==== Given information ====

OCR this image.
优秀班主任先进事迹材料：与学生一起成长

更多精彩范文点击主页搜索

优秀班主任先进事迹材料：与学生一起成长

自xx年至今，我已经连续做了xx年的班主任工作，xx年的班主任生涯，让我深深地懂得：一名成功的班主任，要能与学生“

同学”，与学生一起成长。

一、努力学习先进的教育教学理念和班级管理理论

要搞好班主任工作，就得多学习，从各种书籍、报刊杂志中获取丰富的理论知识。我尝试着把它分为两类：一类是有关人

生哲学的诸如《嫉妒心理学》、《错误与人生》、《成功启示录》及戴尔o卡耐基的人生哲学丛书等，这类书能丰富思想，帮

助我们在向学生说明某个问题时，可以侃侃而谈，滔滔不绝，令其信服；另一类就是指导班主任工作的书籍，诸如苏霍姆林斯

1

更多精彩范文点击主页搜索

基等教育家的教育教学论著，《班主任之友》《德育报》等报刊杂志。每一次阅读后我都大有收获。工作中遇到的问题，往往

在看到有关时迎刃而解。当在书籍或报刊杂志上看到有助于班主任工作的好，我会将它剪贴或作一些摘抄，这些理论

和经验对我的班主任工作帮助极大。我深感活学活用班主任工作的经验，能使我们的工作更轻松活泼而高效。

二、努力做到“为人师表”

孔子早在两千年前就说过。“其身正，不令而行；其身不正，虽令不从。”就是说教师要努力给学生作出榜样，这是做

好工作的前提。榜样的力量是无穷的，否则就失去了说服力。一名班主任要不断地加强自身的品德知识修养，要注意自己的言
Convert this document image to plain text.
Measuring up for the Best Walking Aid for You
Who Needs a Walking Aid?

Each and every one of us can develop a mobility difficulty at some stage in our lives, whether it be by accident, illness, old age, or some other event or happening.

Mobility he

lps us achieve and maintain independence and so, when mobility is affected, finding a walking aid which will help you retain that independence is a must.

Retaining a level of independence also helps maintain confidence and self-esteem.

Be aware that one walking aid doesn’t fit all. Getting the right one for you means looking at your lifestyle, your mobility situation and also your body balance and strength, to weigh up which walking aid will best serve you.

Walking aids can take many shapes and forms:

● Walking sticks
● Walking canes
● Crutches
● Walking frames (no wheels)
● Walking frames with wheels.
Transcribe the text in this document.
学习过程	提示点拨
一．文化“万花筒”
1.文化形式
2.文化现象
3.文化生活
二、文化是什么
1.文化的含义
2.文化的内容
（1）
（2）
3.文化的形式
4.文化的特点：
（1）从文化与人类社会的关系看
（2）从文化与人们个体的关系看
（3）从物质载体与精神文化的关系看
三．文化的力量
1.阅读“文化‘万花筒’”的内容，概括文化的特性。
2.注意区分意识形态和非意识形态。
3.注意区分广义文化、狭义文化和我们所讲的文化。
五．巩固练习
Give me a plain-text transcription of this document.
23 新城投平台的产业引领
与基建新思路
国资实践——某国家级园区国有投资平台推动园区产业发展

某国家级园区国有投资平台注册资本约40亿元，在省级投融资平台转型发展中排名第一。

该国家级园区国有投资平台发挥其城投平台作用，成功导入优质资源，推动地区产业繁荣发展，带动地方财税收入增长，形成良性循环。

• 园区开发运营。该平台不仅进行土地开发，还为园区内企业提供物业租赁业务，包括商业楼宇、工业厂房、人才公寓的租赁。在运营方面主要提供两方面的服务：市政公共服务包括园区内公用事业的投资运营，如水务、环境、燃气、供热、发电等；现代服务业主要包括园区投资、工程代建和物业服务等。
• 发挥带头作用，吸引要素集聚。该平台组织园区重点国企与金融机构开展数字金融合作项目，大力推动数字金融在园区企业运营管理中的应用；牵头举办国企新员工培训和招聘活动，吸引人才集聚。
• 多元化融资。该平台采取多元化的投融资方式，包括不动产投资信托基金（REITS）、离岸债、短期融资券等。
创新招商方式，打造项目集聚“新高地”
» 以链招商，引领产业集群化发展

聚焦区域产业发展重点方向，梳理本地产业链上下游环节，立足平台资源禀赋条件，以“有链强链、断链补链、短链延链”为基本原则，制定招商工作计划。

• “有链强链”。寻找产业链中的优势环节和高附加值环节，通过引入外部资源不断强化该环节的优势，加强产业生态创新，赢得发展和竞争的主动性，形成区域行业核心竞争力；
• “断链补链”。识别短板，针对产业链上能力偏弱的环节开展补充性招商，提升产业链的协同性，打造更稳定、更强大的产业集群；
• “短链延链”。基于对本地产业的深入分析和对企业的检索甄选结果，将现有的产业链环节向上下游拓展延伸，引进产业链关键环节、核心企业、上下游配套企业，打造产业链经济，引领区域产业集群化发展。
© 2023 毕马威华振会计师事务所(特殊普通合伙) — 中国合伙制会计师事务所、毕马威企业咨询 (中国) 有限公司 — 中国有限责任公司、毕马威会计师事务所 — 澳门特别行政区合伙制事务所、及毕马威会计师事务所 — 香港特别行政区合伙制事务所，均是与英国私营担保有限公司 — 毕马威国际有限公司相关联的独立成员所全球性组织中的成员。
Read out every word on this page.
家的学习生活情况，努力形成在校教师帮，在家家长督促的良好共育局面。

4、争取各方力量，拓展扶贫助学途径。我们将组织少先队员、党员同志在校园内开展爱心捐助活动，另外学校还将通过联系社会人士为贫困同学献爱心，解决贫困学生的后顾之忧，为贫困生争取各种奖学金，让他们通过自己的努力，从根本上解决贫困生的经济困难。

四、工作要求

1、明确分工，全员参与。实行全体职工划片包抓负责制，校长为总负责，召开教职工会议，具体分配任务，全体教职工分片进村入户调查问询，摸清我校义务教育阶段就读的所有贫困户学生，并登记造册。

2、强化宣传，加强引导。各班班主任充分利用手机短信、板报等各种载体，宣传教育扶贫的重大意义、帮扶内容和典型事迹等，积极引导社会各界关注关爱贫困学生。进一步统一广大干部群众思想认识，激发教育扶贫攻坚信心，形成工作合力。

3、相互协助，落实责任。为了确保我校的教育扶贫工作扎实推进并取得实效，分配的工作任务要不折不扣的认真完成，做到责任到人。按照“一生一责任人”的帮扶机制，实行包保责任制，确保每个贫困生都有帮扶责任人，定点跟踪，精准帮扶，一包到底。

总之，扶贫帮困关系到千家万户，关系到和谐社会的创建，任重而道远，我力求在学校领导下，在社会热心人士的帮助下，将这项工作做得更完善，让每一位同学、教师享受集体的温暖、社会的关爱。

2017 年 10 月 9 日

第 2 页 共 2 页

====

Do this
Set down the material above again, word for word.

Answer to this problem
OCR this image.
优秀班主任先进事迹材料：与学生一起成长

更多精彩范文点击主页搜索

优秀班主任先进事迹材料：与学生一起成长

自xx年至今，我已经连续做了xx年的班主任工作，xx年的班主任生涯，让我深深地懂得：一名成功的班主任，要能与学生“

同学”，与学生一起成长。

一、努力学习先进的教育教学理念和班级管理理论

要搞好班主任工作，就得多学习，从各种书籍、报刊杂志中获取丰富的理论知识。我尝试着把它分为两类：一类是有关人

生哲学的诸如《嫉妒心理学》、《错误与人生》、《成功启示录》及戴尔o卡耐基的人生哲学丛书等，这类书能丰富思想，帮

助我们在向学生说明某个问题时，可以侃侃而谈，滔滔不绝，令其信服；另一类就是指导班主任工作的书籍，诸如苏霍姆林斯

1

更多精彩范文点击主页搜索

基等教育家的教育教学论著，《班主任之友》《德育报》等报刊杂志。每一次阅读后我都大有收获。工作中遇到的问题，往往

在看到有关时迎刃而解。当在书籍或报刊杂志上看到有助于班主任工作的好，我会将它剪贴或作一些摘抄，这些理论

和经验对我的班主任工作帮助极大。我深感活学活用班主任工作的经验，能使我们的工作更轻松活泼而高效。

二、努力做到“为人师表”

孔子早在两千年前就说过。“其身正，不令而行；其身不正，虽令不从。”就是说教师要努力给学生作出榜样，这是做

好工作的前提。榜样的力量是无穷的，否则就失去了说服力。一名班主任要不断地加强自身的品德知识修养，要注意自己的言
Convert this document image to plain text.
Measuring up for the Best Walking Aid for You
Who Needs a Walking Aid?

Each and every one of us can develop a mobility difficulty at some stage in our lives, whether it be by accident, illness, old age, or some other event or happening.

Mobility he

lps us achieve and maintain independence and so, when mobility is affected, finding a walking aid which will help you retain that independence is a must.

Retaining a level of independence also helps maintain confidence and self-esteem.

Be aware that one walking aid doesn’t fit all. Getting the right one for you means looking at your lifestyle, your mobility situation and also your body balance and strength, to weigh up which walking aid will best serve you.

Walking aids can take many shapes and forms:

● Walking sticks
● Walking canes
● Crutches
● Walking frames (no wheels)
● Walking frames with wheels.
Transcribe the text in this document.
学习过程	提示点拨
一．文化“万花筒”
1.文化形式
2.文化现象
3.文化生活
二、文化是什么
1.文化的含义
2.文化的内容
（1）
（2）
3.文化的形式
4.文化的特点：
（1）从文化与人类社会的关系看
（2）从文化与人们个体的关系看
（3）从物质载体与精神文化的关系看
三．文化的力量
1.阅读“文化‘万花筒’”的内容，概括文化的特性。
2.注意区分意识形态和非意识形态。
3.注意区分广义文化、狭义文化和我们所讲的文化。
五．巩固练习
Give me a plain-text transcription of this document.
23 新城投平台的产业引领
与基建新思路
国资实践——某国家级园区国有投资平台推动园区产业发展

某国家级园区国有投资平台注册资本约40亿元，在省级投融资平台转型发展中排名第一。

该国家级园区国有投资平台发挥其城投平台作用，成功导入优质资源，推动地区产业繁荣发展，带动地方财税收入增长，形成良性循环。

• 园区开发运营。该平台不仅进行土地开发，还为园区内企业提供物业租赁业务，包括商业楼宇、工业厂房、人才公寓的租赁。在运营方面主要提供两方面的服务：市政公共服务包括园区内公用事业的投资运营，如水务、环境、燃气、供热、发电等；现代服务业主要包括园区投资、工程代建和物业服务等。
• 发挥带头作用，吸引要素集聚。该平台组织园区重点国企与金融机构开展数字金融合作项目，大力推动数字金融在园区企业运营管理中的应用；牵头举办国企新员工培训和招聘活动，吸引人才集聚。
• 多元化融资。该平台采取多元化的投融资方式，包括不动产投资信托基金（REITS）、离岸债、短期融资券等。
创新招商方式，打造项目集聚“新高地”
» 以链招商，引领产业集群化发展

聚焦区域产业发展重点方向，梳理本地产业链上下游环节，立足平台资源禀赋条件，以“有链强链、断链补链、短链延链”为基本原则，制定招商工作计划。

• “有链强链”。寻找产业链中的优势环节和高附加值环节，通过引入外部资源不断强化该环节的优势，加强产业生态创新，赢得发展和竞争的主动性，形成区域行业核心竞争力；
• “断链补链”。识别短板，针对产业链上能力偏弱的环节开展补充性招商，提升产业链的协同性，打造更稳定、更强大的产业集群；
• “短链延链”。基于对本地产业的深入分析和对企业的检索甄选结果，将现有的产业链环节向上下游拓展延伸，引进产业链关键环节、核心企业、上下游配套企业，打造产业链经济，引领区域产业集群化发展。
© 2023 毕马威华振会计师事务所(特殊普通合伙) — 中国合伙制会计师事务所、毕马威企业咨询 (中国) 有限公司 — 中国有限责任公司、毕马威会计师事务所 — 澳门特别行政区合伙制事务所、及毕马威会计师事务所 — 香港特别行政区合伙制事务所，均是与英国私营担保有限公司 — 毕马威国际有限公司相关联的独立成员所全球性组织中的成员。
Read out every word on this page.
家的学习生活情况，努力形成在校教师帮，在家家长督促的良好共育局面。

4、争取各方力量，拓展扶贫助学途径。我们将组织少先队员、党员同志在校园内开展爱心捐助活动，另外学校还将通过联系社会人士为贫困同学献爱心，解决贫困学生的后顾之忧，为贫困生争取各种奖学金，让他们通过自己的努力，从根本上解决贫困生的经济困难。

四、工作要求

1、明确分工，全员参与。实行全体职工划片包抓负责制，校长为总负责，召开教职工会议，具体分配任务，全体教职工分片进村入户调查问询，摸清我校义务教育阶段就读的所有贫困户学生，并登记造册。

2、强化宣传，加强引导。各班班主任充分利用手机短信、板报等各种载体，宣传教育扶贫的重大意义、帮扶内容和典型事迹等，积极引导社会各界关注关爱贫困学生。进一步统一广大干部群众思想认识，激发教育扶贫攻坚信心，形成工作合力。

3、相互协助，落实责任。为了确保我校的教育扶贫工作扎实推进并取得实效，分配的工作任务要不折不扣的认真完成，做到责任到人。按照“一生一责任人”的帮扶机制，实行包保责任制，确保每个贫困生都有帮扶责任人，定点跟踪，精准帮扶，一包到底。

总之，扶贫帮困关系到千家万户，关系到和谐社会的创建，任重而道远，我力求在学校领导下，在社会热心人士的帮助下，将这项工作做得更完善，让每一位同学、教师享受集体的温暖、社会的关爱。

2017 年 10 月 9 日

第 2 页 共 2 页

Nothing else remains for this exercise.